--- Required task ---
Each line below should be reproduced without any alteration.

--- Given data ---
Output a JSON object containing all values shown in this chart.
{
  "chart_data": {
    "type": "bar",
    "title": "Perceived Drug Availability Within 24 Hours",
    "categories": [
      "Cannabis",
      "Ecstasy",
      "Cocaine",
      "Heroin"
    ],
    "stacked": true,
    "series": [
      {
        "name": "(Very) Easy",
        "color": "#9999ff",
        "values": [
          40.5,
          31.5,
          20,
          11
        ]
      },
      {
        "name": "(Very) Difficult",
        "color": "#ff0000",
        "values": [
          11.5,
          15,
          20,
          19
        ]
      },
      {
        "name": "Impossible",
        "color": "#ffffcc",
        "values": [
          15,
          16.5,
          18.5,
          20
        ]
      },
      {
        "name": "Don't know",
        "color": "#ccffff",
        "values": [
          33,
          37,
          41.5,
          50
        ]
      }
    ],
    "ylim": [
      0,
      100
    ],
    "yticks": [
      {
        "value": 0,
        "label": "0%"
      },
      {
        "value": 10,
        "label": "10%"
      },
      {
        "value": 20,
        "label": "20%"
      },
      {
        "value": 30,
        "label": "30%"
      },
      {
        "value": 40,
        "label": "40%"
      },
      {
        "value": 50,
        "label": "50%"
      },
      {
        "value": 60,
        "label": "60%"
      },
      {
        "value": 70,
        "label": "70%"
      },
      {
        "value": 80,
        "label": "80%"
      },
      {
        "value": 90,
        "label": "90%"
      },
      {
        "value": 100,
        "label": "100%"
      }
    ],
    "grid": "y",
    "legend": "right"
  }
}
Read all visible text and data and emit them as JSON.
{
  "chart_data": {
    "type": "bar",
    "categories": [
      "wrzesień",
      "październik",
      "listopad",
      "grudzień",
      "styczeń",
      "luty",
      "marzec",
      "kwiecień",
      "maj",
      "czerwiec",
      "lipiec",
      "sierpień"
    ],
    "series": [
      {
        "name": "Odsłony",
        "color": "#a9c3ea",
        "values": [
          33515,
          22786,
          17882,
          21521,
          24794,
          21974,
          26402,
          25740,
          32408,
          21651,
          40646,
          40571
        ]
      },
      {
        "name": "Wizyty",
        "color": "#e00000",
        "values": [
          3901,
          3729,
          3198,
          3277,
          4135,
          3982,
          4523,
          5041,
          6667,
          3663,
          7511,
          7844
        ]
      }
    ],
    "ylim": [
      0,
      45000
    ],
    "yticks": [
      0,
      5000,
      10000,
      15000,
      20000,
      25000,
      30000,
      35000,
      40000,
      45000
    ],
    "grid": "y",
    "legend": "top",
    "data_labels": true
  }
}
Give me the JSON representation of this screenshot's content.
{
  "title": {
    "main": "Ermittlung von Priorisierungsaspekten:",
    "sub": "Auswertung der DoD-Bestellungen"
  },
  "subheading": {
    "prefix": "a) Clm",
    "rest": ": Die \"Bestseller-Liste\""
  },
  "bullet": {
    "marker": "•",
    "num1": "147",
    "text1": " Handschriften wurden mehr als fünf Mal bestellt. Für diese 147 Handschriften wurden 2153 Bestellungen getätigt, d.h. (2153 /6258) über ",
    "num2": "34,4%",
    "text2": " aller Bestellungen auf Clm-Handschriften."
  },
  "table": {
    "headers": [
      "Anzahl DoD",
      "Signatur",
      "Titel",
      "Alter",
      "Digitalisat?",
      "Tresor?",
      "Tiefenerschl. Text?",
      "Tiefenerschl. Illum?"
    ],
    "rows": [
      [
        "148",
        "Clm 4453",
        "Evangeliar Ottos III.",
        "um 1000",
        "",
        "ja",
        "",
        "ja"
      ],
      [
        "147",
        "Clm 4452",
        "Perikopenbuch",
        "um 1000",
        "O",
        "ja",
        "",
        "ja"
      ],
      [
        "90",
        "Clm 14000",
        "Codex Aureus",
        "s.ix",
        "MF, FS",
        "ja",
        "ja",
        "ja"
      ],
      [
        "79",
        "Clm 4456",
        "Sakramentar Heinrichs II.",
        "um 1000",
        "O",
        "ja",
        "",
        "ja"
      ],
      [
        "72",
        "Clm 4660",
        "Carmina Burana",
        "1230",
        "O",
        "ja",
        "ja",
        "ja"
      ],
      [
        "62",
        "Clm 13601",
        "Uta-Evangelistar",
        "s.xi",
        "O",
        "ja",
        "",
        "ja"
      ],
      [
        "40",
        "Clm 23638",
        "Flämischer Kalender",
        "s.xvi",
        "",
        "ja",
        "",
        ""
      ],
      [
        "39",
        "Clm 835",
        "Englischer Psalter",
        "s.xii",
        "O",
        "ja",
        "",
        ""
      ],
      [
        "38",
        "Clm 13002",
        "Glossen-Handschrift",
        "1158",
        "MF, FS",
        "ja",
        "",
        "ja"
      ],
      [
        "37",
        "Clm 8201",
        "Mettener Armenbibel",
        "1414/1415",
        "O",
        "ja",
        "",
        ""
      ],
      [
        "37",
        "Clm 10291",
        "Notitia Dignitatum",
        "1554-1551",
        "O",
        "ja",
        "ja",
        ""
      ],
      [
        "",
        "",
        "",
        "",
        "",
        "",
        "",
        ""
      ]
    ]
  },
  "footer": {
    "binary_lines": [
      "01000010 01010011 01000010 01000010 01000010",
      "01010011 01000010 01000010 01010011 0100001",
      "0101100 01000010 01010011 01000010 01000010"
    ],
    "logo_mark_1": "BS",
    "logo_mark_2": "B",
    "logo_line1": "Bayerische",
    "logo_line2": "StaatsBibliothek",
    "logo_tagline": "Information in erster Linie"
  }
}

--- The answer ---
Output a JSON object containing all values shown in this chart.
{
  "chart_data": {
    "type": "bar",
    "title": "Perceived Drug Availability Within 24 Hours",
    "categories": [
      "Cannabis",
      "Ecstasy",
      "Cocaine",
      "Heroin"
    ],
    "stacked": true,
    "series": [
      {
        "name": "(Very) Easy",
        "color": "#9999ff",
        "values": [
          40.5,
          31.5,
          20,
          11
        ]
      },
      {
        "name": "(Very) Difficult",
        "color": "#ff0000",
        "values": [
          11.5,
          15,
          20,
          19
        ]
      },
      {
        "name": "Impossible",
        "color": "#ffffcc",
        "values": [
          15,
          16.5,
          18.5,
          20
        ]
      },
      {
        "name": "Don't know",
        "color": "#ccffff",
        "values": [
          33,
          37,
          41.5,
          50
        ]
      }
    ],
    "ylim": [
      0,
      100
    ],
    "yticks": [
      {
        "value": 0,
        "label": "0%"
      },
      {
        "value": 10,
        "label": "10%"
      },
      {
        "value": 20,
        "label": "20%"
      },
      {
        "value": 30,
        "label": "30%"
      },
      {
        "value": 40,
        "label": "40%"
      },
      {
        "value": 50,
        "label": "50%"
      },
      {
        "value": 60,
        "label": "60%"
      },
      {
        "value": 70,
        "label": "70%"
      },
      {
        "value": 80,
        "label": "80%"
      },
      {
        "value": 90,
        "label": "90%"
      },
      {
        "value": 100,
        "label": "100%"
      }
    ],
    "grid": "y",
    "legend": "right"
  }
}
Read all visible text and data and emit them as JSON.
{
  "chart_data": {
    "type": "bar",
    "categories": [
      "wrzesień",
      "październik",
      "listopad",
      "grudzień",
      "styczeń",
      "luty",
      "marzec",
      "kwiecień",
      "maj",
      "czerwiec",
      "lipiec",
      "sierpień"
    ],
    "series": [
      {
        "name": "Odsłony",
        "color": "#a9c3ea",
        "values": [
          33515,
          22786,
          17882,
          21521,
          24794,
          21974,
          26402,
          25740,
          32408,
          21651,
          40646,
          40571
        ]
      },
      {
        "name": "Wizyty",
        "color": "#e00000",
        "values": [
          3901,
          3729,
          3198,
          3277,
          4135,
          3982,
          4523,
          5041,
          6667,
          3663,
          7511,
          7844
        ]
      }
    ],
    "ylim": [
      0,
      45000
    ],
    "yticks": [
      0,
      5000,
      10000,
      15000,
      20000,
      25000,
      30000,
      35000,
      40000,
      45000
    ],
    "grid": "y",
    "legend": "top",
    "data_labels": true
  }
}
Give me the JSON representation of this screenshot's content.
{
  "title": {
    "main": "Ermittlung von Priorisierungsaspekten:",
    "sub": "Auswertung der DoD-Bestellungen"
  },
  "subheading": {
    "prefix": "a) Clm",
    "rest": ": Die \"Bestseller-Liste\""
  },
  "bullet": {
    "marker": "•",
    "num1": "147",
    "text1": " Handschriften wurden mehr als fünf Mal bestellt. Für diese 147 Handschriften wurden 2153 Bestellungen getätigt, d.h. (2153 /6258) über ",
    "num2": "34,4%",
    "text2": " aller Bestellungen auf Clm-Handschriften."
  },
  "table": {
    "headers": [
      "Anzahl DoD",
      "Signatur",
      "Titel",
      "Alter",
      "Digitalisat?",
      "Tresor?",
      "Tiefenerschl. Text?",
      "Tiefenerschl. Illum?"
    ],
    "rows": [
      [
        "148",
        "Clm 4453",
        "Evangeliar Ottos III.",
        "um 1000",
        "",
        "ja",
        "",
        "ja"
      ],
      [
        "147",
        "Clm 4452",
        "Perikopenbuch",
        "um 1000",
        "O",
        "ja",
        "",
        "ja"
      ],
      [
        "90",
        "Clm 14000",
        "Codex Aureus",
        "s.ix",
        "MF, FS",
        "ja",
        "ja",
        "ja"
      ],
      [
        "79",
        "Clm 4456",
        "Sakramentar Heinrichs II.",
        "um 1000",
        "O",
        "ja",
        "",
        "ja"
      ],
      [
        "72",
        "Clm 4660",
        "Carmina Burana",
        "1230",
        "O",
        "ja",
        "ja",
        "ja"
      ],
      [
        "62",
        "Clm 13601",
        "Uta-Evangelistar",
        "s.xi",
        "O",
        "ja",
        "",
        "ja"
      ],
      [
        "40",
        "Clm 23638",
        "Flämischer Kalender",
        "s.xvi",
        "",
        "ja",
        "",
        ""
      ],
      [
        "39",
        "Clm 835",
        "Englischer Psalter",
        "s.xii",
        "O",
        "ja",
        "",
        ""
      ],
      [
        "38",
        "Clm 13002",
        "Glossen-Handschrift",
        "1158",
        "MF, FS",
        "ja",
        "",
        "ja"
      ],
      [
        "37",
        "Clm 8201",
        "Mettener Armenbibel",
        "1414/1415",
        "O",
        "ja",
        "",
        ""
      ],
      [
        "37",
        "Clm 10291",
        "Notitia Dignitatum",
        "1554-1551",
        "O",
        "ja",
        "ja",
        ""
      ],
      [
        "",
        "",
        "",
        "",
        "",
        "",
        "",
        ""
      ]
    ]
  },
  "footer": {
    "binary_lines": [
      "01000010 01010011 01000010 01000010 01000010",
      "01010011 01000010 01000010 01010011 0100001",
      "0101100 01000010 01010011 01000010 01000010"
    ],
    "logo_mark_1": "BS",
    "logo_mark_2": "B",
    "logo_line1": "Bayerische",
    "logo_line2": "StaatsBibliothek",
    "logo_tagline": "Information in erster Linie"
  }
}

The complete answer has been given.